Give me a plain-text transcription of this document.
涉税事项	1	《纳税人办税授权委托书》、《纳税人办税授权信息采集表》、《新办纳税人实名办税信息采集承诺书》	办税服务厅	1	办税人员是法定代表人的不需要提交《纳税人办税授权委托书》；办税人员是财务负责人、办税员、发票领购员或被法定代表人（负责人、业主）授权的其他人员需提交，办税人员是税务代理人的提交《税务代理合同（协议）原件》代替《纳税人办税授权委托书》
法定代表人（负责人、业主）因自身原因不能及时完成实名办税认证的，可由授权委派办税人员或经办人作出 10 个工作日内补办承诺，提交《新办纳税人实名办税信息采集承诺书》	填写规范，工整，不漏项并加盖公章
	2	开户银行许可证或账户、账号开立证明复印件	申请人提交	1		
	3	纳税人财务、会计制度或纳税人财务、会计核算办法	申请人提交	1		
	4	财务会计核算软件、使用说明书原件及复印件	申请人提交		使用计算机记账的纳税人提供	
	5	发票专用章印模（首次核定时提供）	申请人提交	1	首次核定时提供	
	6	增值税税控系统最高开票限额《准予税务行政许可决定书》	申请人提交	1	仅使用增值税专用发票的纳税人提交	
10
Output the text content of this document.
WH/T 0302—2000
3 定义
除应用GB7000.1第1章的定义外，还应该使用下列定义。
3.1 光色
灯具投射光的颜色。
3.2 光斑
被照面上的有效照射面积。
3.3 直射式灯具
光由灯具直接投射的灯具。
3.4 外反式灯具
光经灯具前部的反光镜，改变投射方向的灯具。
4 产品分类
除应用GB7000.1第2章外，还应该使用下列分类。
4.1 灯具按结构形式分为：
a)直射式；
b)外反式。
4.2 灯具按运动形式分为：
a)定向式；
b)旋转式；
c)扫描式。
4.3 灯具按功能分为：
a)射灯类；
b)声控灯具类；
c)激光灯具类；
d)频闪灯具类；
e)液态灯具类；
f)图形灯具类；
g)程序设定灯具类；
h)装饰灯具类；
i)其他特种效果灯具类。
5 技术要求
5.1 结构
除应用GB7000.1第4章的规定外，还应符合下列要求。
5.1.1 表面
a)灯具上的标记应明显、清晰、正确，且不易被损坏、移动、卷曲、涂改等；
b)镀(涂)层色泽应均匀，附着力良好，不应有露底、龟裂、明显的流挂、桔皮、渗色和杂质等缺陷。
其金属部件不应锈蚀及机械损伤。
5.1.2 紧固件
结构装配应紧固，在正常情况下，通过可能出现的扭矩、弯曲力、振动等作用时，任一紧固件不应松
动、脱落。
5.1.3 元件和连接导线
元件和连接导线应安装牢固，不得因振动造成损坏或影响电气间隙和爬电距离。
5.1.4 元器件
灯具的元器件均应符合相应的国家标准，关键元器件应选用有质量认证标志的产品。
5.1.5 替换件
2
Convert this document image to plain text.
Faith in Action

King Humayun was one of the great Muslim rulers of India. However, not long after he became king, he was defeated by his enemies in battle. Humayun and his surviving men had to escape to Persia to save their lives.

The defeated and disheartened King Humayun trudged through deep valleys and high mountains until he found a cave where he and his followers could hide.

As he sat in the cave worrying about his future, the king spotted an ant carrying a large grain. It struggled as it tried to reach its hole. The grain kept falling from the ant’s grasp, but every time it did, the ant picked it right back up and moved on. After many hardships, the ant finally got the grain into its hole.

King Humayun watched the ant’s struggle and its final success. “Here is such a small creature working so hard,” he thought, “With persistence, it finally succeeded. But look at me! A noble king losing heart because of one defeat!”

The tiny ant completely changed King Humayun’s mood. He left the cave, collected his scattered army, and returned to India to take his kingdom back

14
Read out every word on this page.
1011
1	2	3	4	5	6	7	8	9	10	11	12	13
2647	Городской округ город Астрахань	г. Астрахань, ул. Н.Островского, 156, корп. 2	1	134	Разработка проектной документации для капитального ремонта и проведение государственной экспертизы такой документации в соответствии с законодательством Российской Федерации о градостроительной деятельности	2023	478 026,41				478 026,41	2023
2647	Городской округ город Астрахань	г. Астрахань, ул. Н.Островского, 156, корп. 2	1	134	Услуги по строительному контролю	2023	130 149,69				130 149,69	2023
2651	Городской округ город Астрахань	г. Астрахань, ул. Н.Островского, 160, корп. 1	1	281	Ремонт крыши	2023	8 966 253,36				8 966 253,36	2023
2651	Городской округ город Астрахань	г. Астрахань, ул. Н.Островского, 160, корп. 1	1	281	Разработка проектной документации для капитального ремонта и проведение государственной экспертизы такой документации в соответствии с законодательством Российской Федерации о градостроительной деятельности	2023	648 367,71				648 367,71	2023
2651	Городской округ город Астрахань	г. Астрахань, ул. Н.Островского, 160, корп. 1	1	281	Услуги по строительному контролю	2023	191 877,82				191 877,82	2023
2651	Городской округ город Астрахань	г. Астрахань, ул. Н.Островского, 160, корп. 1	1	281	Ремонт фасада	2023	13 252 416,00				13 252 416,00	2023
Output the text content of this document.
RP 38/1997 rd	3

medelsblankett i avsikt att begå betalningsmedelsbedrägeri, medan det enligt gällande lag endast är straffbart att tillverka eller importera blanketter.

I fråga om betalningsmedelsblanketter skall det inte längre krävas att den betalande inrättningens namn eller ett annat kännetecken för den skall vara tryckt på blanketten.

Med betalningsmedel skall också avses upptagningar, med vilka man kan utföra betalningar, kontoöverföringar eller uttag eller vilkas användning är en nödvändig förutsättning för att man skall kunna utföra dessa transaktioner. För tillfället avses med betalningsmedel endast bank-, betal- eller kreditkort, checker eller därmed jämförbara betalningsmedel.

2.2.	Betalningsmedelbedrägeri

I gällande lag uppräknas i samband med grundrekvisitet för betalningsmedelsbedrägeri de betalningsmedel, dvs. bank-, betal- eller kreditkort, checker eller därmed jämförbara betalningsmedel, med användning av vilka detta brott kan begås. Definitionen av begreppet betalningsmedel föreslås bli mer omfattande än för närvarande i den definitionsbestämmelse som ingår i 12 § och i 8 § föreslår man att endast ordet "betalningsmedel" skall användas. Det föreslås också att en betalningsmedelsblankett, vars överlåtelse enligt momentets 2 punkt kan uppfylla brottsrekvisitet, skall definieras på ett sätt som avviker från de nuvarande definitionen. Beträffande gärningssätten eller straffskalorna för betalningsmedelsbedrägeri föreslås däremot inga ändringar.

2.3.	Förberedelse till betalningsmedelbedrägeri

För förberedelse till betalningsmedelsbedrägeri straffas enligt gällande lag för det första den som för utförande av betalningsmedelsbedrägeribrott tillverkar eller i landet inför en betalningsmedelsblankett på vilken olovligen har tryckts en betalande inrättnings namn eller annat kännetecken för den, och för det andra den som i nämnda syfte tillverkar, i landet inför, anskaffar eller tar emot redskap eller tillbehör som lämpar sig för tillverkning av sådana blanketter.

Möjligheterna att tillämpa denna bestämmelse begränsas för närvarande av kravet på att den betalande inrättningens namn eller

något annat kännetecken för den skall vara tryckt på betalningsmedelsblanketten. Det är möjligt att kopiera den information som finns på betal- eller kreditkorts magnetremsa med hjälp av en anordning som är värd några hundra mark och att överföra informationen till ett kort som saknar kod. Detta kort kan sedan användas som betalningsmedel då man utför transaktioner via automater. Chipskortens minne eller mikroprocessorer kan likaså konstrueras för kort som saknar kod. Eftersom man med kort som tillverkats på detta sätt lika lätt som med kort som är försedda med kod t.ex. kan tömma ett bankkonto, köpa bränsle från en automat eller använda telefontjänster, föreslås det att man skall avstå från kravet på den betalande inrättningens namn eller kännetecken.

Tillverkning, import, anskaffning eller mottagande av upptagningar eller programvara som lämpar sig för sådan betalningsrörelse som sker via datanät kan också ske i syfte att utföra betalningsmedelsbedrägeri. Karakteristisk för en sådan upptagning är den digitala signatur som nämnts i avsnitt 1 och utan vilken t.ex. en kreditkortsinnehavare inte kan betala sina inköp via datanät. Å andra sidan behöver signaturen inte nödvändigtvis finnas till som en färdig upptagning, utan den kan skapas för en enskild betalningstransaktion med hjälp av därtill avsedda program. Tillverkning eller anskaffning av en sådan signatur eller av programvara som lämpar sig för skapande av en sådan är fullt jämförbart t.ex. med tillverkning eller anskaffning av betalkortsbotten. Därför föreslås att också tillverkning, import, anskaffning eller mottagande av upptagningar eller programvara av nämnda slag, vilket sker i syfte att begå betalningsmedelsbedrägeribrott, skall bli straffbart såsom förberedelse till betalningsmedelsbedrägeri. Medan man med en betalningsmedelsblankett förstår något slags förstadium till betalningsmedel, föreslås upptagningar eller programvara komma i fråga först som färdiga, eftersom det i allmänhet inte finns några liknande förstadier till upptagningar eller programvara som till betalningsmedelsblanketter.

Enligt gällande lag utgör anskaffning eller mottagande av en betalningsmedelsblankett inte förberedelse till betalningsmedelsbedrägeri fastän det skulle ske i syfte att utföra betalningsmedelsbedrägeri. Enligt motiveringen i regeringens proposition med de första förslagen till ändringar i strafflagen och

====================

▶ _Request_
Using the listing above, show every line that includes the string "контролю".

▶ _Exercise solution_
2647	Городской округ город Астрахань	г. Астрахань, ул. Н.Островского, 156, корп. 2	1	134	Услуги по строительному контролю	2023	130 149,69				130 149,69	2023
2651	Городской округ город Астрахань	г. Астрахань, ул. Н.Островского, 160, корп. 1	1	281	Услуги по строительному контролю	2023	191 877,82				191 877,82	2023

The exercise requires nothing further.